--- start ENTRIES SHOWN ---
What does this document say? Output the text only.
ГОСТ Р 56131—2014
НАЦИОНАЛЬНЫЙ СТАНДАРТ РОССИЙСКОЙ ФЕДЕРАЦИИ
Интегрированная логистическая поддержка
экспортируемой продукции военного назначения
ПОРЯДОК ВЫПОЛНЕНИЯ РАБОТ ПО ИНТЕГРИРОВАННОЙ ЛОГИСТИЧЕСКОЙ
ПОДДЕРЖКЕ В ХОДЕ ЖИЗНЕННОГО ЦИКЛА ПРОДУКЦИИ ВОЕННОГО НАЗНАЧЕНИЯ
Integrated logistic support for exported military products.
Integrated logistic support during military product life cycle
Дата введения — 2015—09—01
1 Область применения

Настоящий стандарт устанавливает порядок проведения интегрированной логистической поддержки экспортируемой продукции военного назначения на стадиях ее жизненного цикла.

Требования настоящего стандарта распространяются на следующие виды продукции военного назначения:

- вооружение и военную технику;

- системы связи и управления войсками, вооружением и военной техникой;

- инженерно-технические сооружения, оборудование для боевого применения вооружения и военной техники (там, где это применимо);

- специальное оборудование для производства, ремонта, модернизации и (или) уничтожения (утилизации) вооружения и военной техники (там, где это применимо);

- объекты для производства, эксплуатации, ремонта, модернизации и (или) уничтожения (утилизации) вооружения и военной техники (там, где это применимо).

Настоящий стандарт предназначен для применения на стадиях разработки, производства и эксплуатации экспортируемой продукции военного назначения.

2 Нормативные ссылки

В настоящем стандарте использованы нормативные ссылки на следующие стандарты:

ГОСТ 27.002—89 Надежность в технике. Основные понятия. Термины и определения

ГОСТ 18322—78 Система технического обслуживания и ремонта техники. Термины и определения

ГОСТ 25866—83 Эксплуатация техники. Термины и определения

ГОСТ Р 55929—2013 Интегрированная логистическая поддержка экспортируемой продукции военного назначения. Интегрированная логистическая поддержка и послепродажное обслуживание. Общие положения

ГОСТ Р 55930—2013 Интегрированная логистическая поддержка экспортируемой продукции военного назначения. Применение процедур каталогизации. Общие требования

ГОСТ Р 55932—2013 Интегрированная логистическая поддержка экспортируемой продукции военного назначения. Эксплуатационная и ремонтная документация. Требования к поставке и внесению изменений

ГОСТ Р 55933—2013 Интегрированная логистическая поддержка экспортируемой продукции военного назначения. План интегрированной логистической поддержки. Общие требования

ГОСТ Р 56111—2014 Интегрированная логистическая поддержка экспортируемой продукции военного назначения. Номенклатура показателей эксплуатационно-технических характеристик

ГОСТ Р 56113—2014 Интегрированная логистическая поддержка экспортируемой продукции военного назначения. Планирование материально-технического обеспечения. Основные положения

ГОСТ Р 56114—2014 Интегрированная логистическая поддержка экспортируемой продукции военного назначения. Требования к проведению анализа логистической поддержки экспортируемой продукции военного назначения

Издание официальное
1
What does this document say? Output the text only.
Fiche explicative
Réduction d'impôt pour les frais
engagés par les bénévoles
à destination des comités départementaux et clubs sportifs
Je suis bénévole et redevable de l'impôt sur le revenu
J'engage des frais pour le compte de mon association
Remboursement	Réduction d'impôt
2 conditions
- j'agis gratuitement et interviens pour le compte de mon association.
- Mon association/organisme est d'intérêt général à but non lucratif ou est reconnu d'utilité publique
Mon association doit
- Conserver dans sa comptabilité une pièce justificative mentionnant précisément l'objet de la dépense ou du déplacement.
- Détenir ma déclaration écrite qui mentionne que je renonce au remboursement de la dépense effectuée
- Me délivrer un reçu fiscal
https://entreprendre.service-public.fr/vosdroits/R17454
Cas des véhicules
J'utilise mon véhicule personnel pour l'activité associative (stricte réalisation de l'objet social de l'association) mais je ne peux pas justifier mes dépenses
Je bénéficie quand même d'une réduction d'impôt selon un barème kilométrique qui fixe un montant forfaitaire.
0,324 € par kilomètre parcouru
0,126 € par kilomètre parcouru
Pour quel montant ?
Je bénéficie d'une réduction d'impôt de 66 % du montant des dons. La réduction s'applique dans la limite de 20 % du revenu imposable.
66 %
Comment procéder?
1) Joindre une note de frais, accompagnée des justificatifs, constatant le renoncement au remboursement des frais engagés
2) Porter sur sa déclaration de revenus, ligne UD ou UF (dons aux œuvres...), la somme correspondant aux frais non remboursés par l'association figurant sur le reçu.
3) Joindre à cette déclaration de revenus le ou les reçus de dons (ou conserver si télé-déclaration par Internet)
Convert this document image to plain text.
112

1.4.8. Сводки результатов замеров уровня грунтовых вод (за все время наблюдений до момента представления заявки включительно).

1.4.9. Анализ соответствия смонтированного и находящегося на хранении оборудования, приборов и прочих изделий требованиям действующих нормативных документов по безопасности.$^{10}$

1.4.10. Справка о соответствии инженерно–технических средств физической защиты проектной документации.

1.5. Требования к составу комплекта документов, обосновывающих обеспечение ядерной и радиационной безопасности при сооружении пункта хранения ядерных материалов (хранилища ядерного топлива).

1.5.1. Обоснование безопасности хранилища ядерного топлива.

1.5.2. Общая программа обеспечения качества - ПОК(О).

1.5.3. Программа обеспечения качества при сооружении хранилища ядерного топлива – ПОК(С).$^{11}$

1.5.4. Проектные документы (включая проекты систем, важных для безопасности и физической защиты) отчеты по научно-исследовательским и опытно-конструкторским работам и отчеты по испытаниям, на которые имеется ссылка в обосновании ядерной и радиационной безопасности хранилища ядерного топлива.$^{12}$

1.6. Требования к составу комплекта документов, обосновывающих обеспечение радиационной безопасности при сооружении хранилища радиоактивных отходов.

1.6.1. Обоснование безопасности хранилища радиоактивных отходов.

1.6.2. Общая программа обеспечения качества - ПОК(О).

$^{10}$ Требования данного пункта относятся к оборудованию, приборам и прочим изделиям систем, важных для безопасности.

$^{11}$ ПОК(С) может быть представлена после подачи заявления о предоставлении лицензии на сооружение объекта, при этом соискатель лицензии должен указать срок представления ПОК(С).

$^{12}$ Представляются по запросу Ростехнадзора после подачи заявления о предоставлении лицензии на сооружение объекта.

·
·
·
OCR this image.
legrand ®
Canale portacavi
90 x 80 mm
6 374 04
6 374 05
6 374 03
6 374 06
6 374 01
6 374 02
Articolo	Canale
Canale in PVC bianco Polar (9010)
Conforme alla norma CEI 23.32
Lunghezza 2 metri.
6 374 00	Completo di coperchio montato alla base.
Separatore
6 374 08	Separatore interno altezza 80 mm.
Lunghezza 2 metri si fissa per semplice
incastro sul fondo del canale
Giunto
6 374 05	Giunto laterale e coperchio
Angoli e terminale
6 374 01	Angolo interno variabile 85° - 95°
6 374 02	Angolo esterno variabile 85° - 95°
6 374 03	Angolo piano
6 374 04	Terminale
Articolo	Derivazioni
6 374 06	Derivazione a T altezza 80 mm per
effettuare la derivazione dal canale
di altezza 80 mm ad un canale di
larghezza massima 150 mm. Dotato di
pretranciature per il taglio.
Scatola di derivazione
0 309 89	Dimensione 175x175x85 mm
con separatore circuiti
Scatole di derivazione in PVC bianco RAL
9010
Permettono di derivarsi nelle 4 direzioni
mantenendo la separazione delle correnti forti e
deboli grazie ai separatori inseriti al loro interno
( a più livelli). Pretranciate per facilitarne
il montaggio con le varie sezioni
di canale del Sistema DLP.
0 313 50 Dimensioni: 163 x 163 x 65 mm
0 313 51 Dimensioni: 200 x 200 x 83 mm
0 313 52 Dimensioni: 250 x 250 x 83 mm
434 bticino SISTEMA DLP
--- end ENTRIES SHOWN ---
▶ **WHAT TO PRODUCE**
Copy in full each line that holds the word "технических".

▶ **REPLY**
ГОСТ Р 56111—2014 Интегрированная логистическая поддержка экспортируемой продукции военного назначения. Номенклатура показателей эксплуатационно-технических характеристик
1.4.10. Справка о соответствии инженерно–технических средств физической защиты проектной документации.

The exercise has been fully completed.